> _Отрывок из источника_:

⟨

Несколько дней спустя, утром 2-го ноября, Дилип Кумар Рой спел несколько песен и потом спросил Бхагавана, какому пути ему следовать: «Какой способ убить эго лучший?»
[Бхагаван ответил]: «Просить ум убить ум – то же самое, что делать вора полицейским. Он пойдет с тобой и притворится, что ловит вора, но ничего не произойдет. Поэтому ты должен обратиться внутрь и увидеть, откуда возникает ум, и тогда он перестанет существовать.
Для каждого человека лучший способ тот, который кажется ему самым легким или больше нравится. Все пути одинаково хороши, так как они ведут к одной цели, к слиянию эго с Атманом. То, что бхакта называет самоотречением, человек, осуществляющий вичару, называет джняной. Оба пытаются привести эго назад к источнику, из которого оно возникло, и заставить слиться с ним».
[Дилип Кумар Рой]: «Но какой способ лучше для меня? Бхагаван должен знать».

⟩

> _Исходные данные_:
⟨

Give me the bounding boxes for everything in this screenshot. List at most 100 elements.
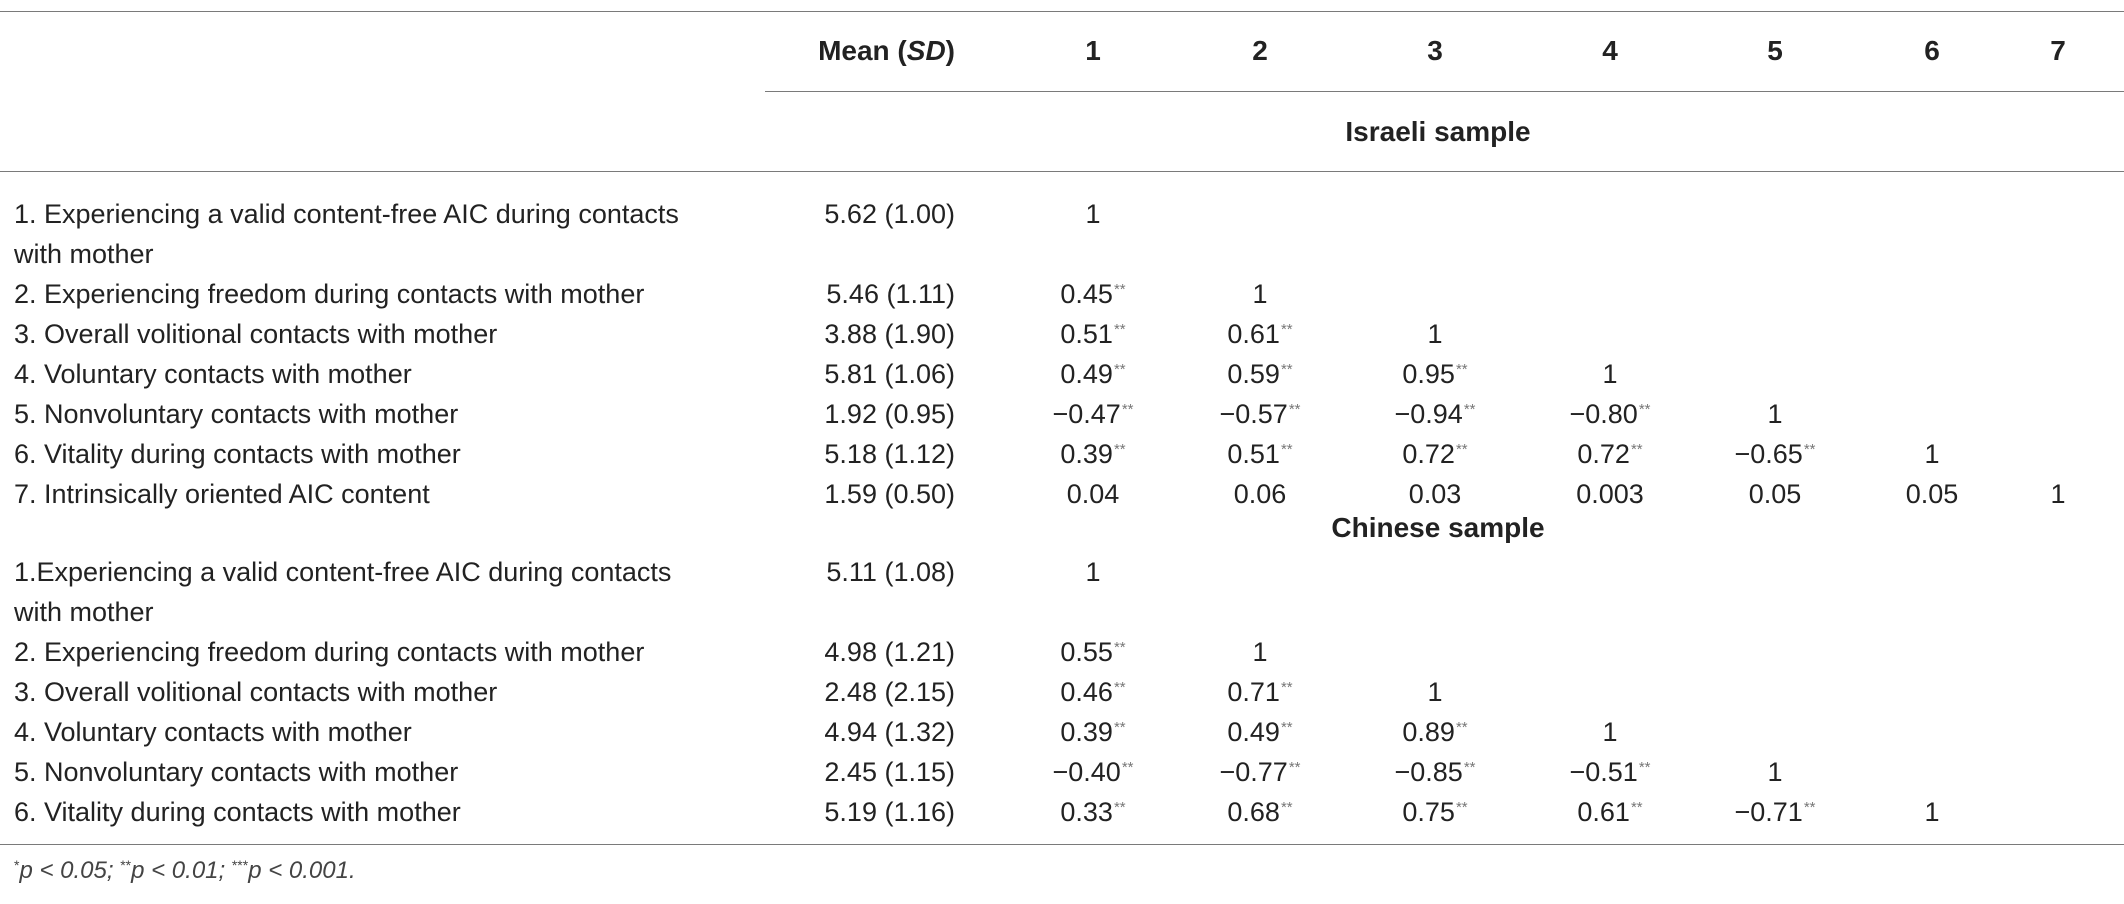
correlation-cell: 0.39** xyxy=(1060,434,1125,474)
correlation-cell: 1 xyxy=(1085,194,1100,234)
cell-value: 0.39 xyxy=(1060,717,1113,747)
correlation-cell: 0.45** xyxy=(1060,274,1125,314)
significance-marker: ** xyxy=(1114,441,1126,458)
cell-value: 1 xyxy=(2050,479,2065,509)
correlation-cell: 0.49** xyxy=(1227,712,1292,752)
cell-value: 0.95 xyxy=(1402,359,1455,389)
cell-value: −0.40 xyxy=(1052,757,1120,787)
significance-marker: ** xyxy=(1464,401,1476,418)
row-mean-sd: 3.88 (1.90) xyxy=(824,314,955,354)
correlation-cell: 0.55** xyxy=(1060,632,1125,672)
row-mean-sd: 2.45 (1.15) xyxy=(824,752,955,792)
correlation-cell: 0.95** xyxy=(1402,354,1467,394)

⟩

> _Задачи для работы_:
• A. Перепишите все записи слово в слово, пропустив картинки.
• B. Напишите, что следует дальше в отрывке о беседе Бхагавана с Дилипом Кумаром Роем.

> _Ответы_:
• A.
Give me the bounding boxes for everything in this screenshot. List at most 100 elements.
correlation-cell: 0.39** xyxy=(1060,434,1125,474)
correlation-cell: 1 xyxy=(1085,194,1100,234)
cell-value: 0.39 xyxy=(1060,717,1113,747)
correlation-cell: 0.45** xyxy=(1060,274,1125,314)
significance-marker: ** xyxy=(1114,441,1126,458)
cell-value: 1 xyxy=(2050,479,2065,509)
correlation-cell: 0.49** xyxy=(1227,712,1292,752)
cell-value: 0.95 xyxy=(1402,359,1455,389)
cell-value: −0.40 xyxy=(1052,757,1120,787)
significance-marker: ** xyxy=(1464,401,1476,418)
row-mean-sd: 3.88 (1.90) xyxy=(824,314,955,354)
correlation-cell: 0.55** xyxy=(1060,632,1125,672)
row-mean-sd: 2.45 (1.15) xyxy=(824,752,955,792)
correlation-cell: 0.95** xyxy=(1402,354,1467,394)

• B.
Бхагаван не ответил. [Девараджа Мудалиар комментирует]: «Это так обычно для Бхагавана. Он оставляет каждому преданному возможность самому обнаружить, какая садхана самая легкая для него» («День за днем с Бхагаваном», 2 и 11 ноября 1945 г.).
По-видимому, Бхагаван, в конце концов, позднее в тот день порекомендовал Дилип Кумар Рою следовать пути бхакти. Этот совет Бхагавана был передан лично Т. П. Рамачандре Айеру в холле, где-то в обеденное время. А Девараджа Мудалиар зафиксировал, как Бхагаван выражал этот совет публично в холле позднее в тот же день. Из этих рассказов можно прийти к выводу, что Бхагаван, следуя своей обычной практике, сначала рекомендовал самоисследование, но когда обнаружил, что Дилип Кумар Рой был более склонен к пути преданности Богу, дал ему разрешение следовать пути бхакти.
В случае с Каннаппой Шри Бхагаван предостерег нас от эмоций преданности, в то время как Рою он сказал, что бхакти достаточно. Бхагаван умел разглядеть, какой путь подойдет каждому. Он вдохновлял всех нас следовать тому пути, который, как он знал, был проще для нас, и иногда в процессе он предостерегал нас от уклонения к другим формам садханы.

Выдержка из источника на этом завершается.